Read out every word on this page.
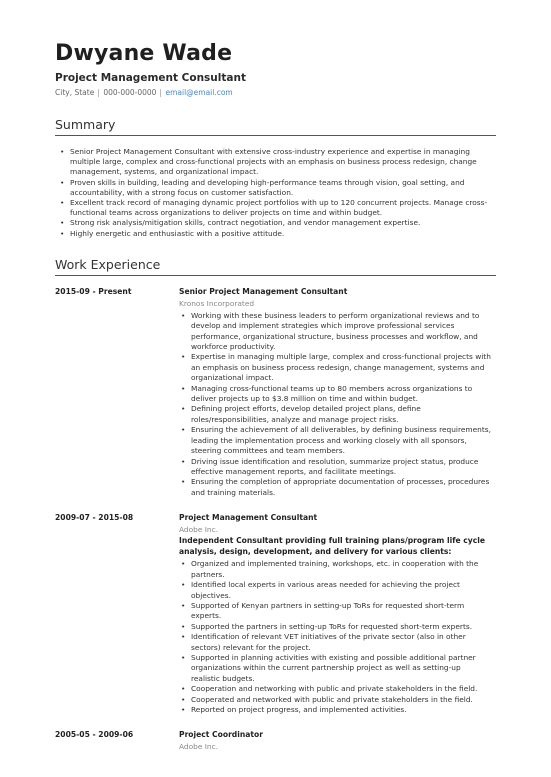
Dwyane Wade
Project Management Consultant
City, State 000-000-0000 email@email.com
Summary
• Senior Project Management Consultant with extensive cross-industry experience and expertise in managing multiple large, complex and cross-functional projects with an emphasis on business process redesign, change management, systems, and organizational impact.
• Proven skills in building, leading and developing high-performance teams through vision, goal setting, and accountability, with a strong focus on customer satisfaction.
• Excellent track record of managing dynamic project portfolios with up to 120 concurrent projects. Manage cross-functional teams across organizations to deliver projects on time and within budget.
• Strong risk analysis/mitigation skills, contract negotiation, and vendor management expertise.
• Highly energetic and enthusiastic with a positive attitude.
Work Experience
2015-09 - Present	Senior Project Management Consultant
Kronos Incorporated
• Working with these business leaders to perform organizational reviews and to develop and implement strategies which improve professional services performance, organizational structure, business processes and workflow, and workforce productivity.
• Expertise in managing multiple large, complex and cross-functional projects with an emphasis on business process redesign, change management, systems and organizational impact.
• Managing cross-functional teams up to 80 members across organizations to deliver projects up to $3.8 million on time and within budget.
• Defining project efforts, develop detailed project plans, define roles/responsibilities, analyze and manage project risks.
• Ensuring the achievement of all deliverables, by defining business requirements, leading the implementation process and working closely with all sponsors, steering committees and team members.
• Driving issue identification and resolution, summarize project status, produce effective management reports, and facilitate meetings.
• Ensuring the completion of appropriate documentation of processes, procedures and training materials.
2009-07 - 2015-08	Project Management Consultant
Adobe Inc.
Independent Consultant providing full training plans/program life cycle analysis, design, development, and delivery for various clients:
• Organized and implemented training, workshops, etc. in cooperation with the partners.
• Identified local experts in various areas needed for achieving the project objectives.
• Supported of Kenyan partners in setting-up ToRs for requested short-term experts.
• Supported the partners in setting-up ToRs for requested short-term experts.
• Identification of relevant VET initiatives of the private sector (also in other sectors) relevant for the project.
• Supported in planning activities with existing and possible additional partner organizations within the current partnership project as well as setting-up realistic budgets.
• Cooperation and networking with public and private stakeholders in the field.
• Cooperated and networked with public and private stakeholders in the field.
• Reported on project progress, and implemented activities.
2005-05 - 2009-06	Project Coordinator
Adobe Inc.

> _Stated task_
Generate a word-for-word copy of the preceding records, excluding all pictures.

> _Answer below_
Read out every word on this page.
Dwyane Wade
Project Management Consultant
City, State 000-000-0000 email@email.com
Summary
• Senior Project Management Consultant with extensive cross-industry experience and expertise in managing multiple large, complex and cross-functional projects with an emphasis on business process redesign, change management, systems, and organizational impact.
• Proven skills in building, leading and developing high-performance teams through vision, goal setting, and accountability, with a strong focus on customer satisfaction.
• Excellent track record of managing dynamic project portfolios with up to 120 concurrent projects. Manage cross-functional teams across organizations to deliver projects on time and within budget.
• Strong risk analysis/mitigation skills, contract negotiation, and vendor management expertise.
• Highly energetic and enthusiastic with a positive attitude.
Work Experience
2015-09 - Present	Senior Project Management Consultant
Kronos Incorporated
• Working with these business leaders to perform organizational reviews and to develop and implement strategies which improve professional services performance, organizational structure, business processes and workflow, and workforce productivity.
• Expertise in managing multiple large, complex and cross-functional projects with an emphasis on business process redesign, change management, systems and organizational impact.
• Managing cross-functional teams up to 80 members across organizations to deliver projects up to $3.8 million on time and within budget.
• Defining project efforts, develop detailed project plans, define roles/responsibilities, analyze and manage project risks.
• Ensuring the achievement of all deliverables, by defining business requirements, leading the implementation process and working closely with all sponsors, steering committees and team members.
• Driving issue identification and resolution, summarize project status, produce effective management reports, and facilitate meetings.
• Ensuring the completion of appropriate documentation of processes, procedures and training materials.
2009-07 - 2015-08	Project Management Consultant
Adobe Inc.
Independent Consultant providing full training plans/program life cycle analysis, design, development, and delivery for various clients:
• Organized and implemented training, workshops, etc. in cooperation with the partners.
• Identified local experts in various areas needed for achieving the project objectives.
• Supported of Kenyan partners in setting-up ToRs for requested short-term experts.
• Supported the partners in setting-up ToRs for requested short-term experts.
• Identification of relevant VET initiatives of the private sector (also in other sectors) relevant for the project.
• Supported in planning activities with existing and possible additional partner organizations within the current partnership project as well as setting-up realistic budgets.
• Cooperation and networking with public and private stakeholders in the field.
• Cooperated and networked with public and private stakeholders in the field.
• Reported on project progress, and implemented activities.
2005-05 - 2009-06	Project Coordinator
Adobe Inc.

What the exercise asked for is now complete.